Requirements =
Show only lines that include "аутентификации".

-------------------------

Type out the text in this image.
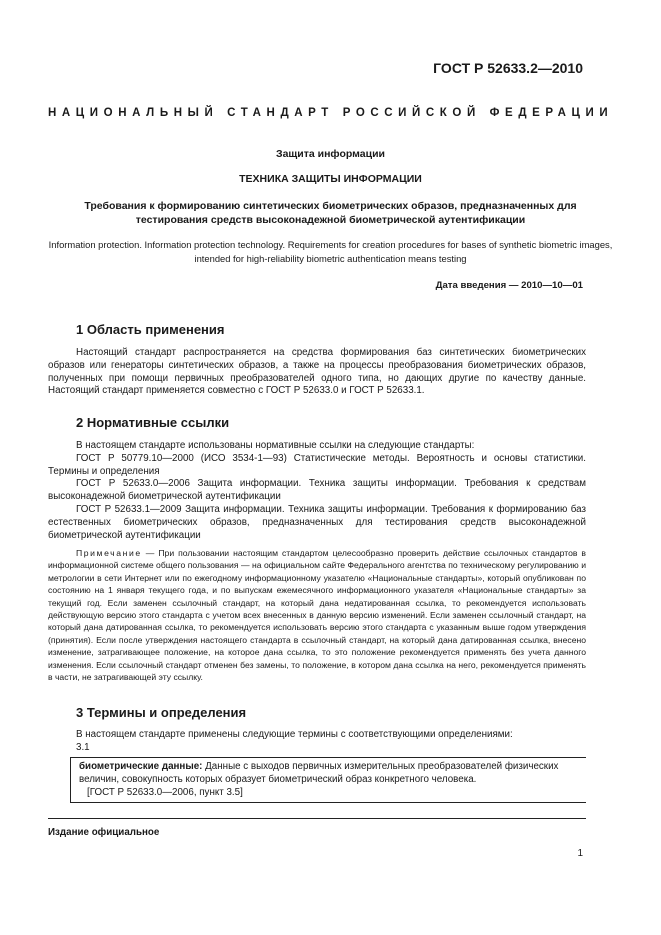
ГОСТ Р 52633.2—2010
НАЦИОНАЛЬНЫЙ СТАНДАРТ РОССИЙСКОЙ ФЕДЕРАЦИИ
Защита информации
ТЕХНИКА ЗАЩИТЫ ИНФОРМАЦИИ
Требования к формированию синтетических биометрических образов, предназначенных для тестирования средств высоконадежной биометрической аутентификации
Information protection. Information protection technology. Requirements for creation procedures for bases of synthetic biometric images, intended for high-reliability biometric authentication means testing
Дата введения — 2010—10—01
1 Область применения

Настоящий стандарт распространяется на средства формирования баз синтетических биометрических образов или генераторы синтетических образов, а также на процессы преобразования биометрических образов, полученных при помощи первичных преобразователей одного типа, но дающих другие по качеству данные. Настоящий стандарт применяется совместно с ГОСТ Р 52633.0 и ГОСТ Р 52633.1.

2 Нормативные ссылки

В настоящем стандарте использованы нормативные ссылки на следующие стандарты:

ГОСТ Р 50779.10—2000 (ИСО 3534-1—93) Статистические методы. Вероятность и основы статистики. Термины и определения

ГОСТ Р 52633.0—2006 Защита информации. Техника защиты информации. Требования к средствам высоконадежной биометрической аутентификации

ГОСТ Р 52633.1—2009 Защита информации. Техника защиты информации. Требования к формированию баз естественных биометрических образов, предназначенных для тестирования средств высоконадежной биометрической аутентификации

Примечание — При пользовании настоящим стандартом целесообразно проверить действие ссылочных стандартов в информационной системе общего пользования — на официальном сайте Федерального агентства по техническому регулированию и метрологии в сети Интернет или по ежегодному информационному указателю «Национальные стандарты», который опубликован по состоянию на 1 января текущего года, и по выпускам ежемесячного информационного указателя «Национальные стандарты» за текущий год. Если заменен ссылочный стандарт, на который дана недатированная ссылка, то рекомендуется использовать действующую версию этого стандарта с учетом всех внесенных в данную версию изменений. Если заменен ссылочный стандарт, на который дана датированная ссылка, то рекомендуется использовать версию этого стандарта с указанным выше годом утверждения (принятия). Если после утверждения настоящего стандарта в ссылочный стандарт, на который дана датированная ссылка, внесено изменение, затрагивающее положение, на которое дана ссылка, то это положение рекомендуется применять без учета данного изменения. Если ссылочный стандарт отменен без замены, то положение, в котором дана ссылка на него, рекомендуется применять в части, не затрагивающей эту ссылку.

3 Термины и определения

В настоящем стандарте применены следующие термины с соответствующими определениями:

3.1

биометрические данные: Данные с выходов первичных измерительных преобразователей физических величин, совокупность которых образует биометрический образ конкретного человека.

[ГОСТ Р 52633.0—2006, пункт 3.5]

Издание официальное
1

-------------------------

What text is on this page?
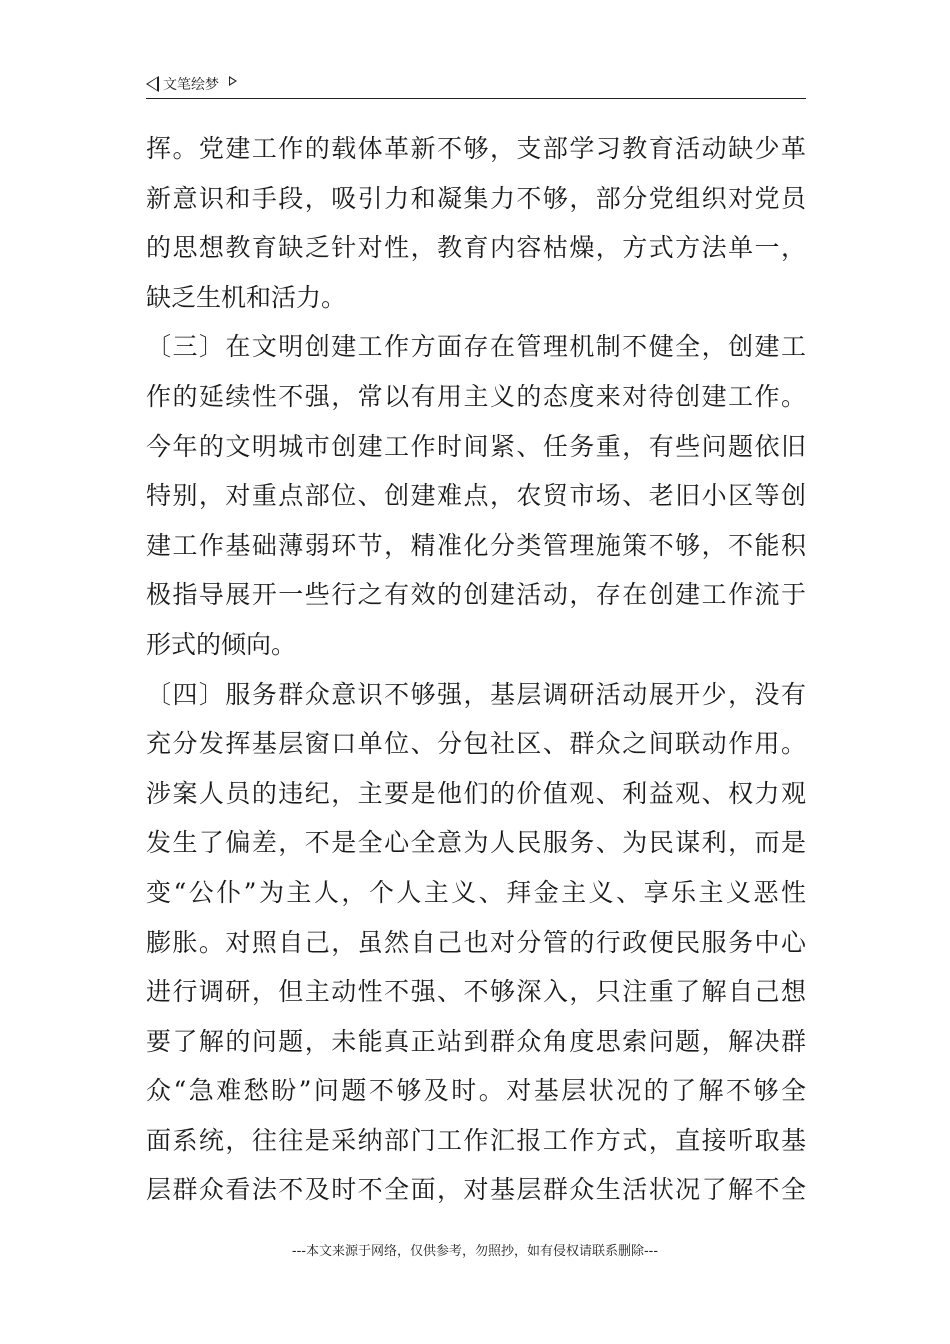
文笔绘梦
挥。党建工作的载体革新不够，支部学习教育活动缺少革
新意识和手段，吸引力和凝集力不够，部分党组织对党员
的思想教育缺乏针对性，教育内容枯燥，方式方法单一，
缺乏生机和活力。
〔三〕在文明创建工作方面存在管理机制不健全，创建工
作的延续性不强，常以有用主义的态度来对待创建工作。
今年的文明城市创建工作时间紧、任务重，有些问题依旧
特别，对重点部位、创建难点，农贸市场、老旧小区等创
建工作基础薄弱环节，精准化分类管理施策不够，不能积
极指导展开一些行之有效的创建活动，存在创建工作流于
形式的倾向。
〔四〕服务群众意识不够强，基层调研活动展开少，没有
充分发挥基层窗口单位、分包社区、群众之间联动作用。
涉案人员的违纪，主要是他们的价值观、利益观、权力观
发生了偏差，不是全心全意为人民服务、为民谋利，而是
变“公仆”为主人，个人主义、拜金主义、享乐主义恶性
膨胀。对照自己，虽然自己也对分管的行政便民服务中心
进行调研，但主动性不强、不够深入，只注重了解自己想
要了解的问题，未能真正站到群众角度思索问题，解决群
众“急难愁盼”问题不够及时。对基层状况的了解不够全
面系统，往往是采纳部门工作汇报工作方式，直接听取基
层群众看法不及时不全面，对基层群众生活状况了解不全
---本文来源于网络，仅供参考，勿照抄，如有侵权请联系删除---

-------------------------

Response =
Требования к формированию синтетических биометрических образов, предназначенных для тестирования средств высоконадежной биометрической аутентификации
ГОСТ Р 52633.0—2006 Защита информации. Техника защиты информации. Требования к средствам высоконадежной биометрической аутентификации
ГОСТ Р 52633.1—2009 Защита информации. Техника защиты информации. Требования к формированию баз естественных биометрических образов, предназначенных для тестирования средств высоконадежной биометрической аутентификации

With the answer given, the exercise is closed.